*Problem statement*
Copy out every line that contains "true".

*Figure contents as structured data*
-- Start --

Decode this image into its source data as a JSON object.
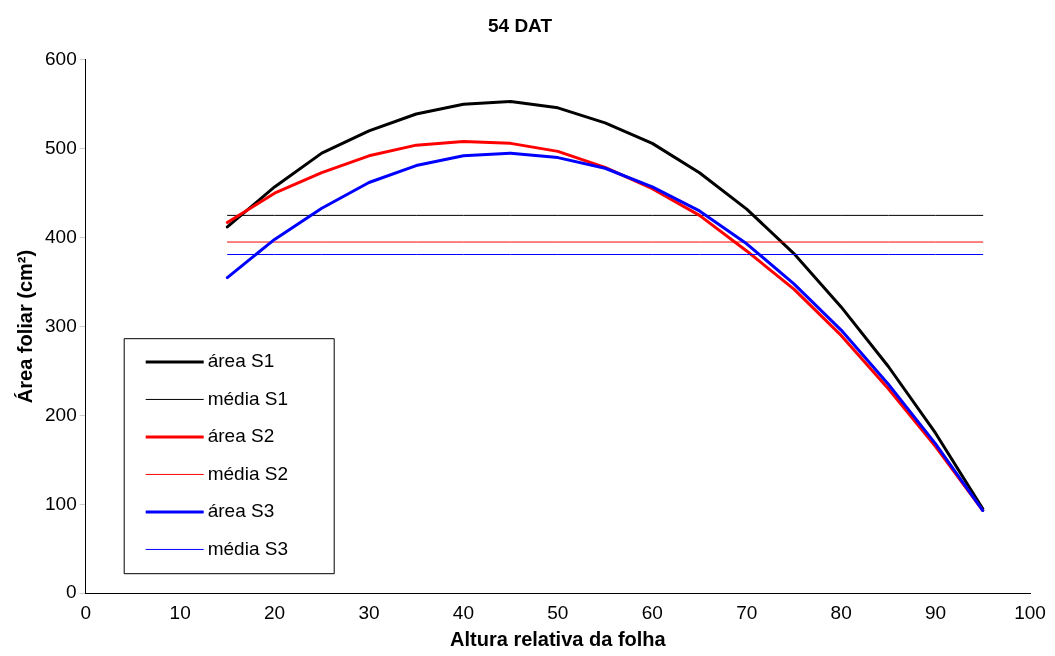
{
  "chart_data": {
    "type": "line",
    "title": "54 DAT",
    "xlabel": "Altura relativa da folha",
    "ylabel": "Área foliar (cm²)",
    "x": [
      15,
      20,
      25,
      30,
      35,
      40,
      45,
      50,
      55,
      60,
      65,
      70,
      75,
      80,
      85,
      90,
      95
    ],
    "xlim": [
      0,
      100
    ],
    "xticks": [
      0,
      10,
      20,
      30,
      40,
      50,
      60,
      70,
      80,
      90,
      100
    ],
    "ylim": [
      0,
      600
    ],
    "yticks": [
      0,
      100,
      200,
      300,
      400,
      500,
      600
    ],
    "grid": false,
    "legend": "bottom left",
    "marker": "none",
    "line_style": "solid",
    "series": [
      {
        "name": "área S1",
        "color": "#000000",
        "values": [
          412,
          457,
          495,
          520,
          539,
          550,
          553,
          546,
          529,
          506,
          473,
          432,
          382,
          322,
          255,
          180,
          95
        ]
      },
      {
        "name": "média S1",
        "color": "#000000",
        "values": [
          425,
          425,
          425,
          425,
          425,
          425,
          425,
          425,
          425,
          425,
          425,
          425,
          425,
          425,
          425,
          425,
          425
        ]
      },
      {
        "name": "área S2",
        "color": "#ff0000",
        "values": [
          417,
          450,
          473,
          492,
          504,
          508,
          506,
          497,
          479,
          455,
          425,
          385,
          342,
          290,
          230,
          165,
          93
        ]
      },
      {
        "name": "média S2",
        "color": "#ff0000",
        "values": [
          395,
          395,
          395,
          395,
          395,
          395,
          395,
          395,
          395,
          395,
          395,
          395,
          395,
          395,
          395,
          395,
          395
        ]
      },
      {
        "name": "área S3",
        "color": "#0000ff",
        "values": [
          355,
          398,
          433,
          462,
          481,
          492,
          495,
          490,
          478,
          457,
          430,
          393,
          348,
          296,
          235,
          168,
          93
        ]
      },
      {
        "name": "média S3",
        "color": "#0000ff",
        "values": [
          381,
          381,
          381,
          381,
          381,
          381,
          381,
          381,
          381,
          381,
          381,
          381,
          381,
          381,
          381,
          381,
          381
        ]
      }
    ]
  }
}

-- End --
-- Start --

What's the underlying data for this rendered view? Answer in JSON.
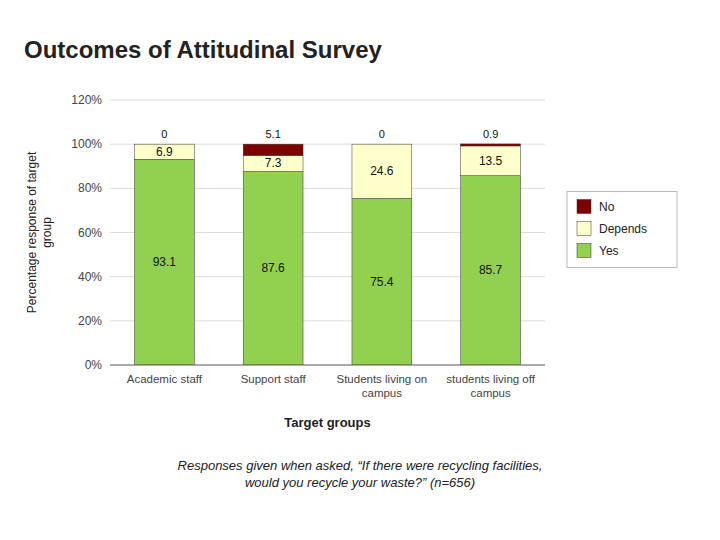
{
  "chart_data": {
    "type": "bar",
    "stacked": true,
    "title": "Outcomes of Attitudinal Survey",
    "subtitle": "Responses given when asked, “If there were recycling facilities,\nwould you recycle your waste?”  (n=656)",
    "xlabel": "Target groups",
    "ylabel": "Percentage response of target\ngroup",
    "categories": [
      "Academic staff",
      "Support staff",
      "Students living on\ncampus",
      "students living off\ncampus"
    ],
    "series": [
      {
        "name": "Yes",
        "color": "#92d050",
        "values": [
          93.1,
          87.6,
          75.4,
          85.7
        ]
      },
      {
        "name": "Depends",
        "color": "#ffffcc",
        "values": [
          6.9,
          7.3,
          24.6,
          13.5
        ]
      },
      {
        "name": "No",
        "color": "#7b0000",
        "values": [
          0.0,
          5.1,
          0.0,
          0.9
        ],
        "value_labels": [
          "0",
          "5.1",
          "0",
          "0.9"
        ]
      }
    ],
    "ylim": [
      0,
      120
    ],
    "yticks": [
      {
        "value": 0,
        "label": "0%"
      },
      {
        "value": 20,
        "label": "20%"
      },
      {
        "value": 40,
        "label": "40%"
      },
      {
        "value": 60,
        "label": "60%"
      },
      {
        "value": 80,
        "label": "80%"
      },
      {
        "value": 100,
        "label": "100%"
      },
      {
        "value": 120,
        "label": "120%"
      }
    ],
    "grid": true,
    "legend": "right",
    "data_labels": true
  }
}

-- End --

*Exercise output*
    "stacked": true,
    "grid": true,
    "data_labels": true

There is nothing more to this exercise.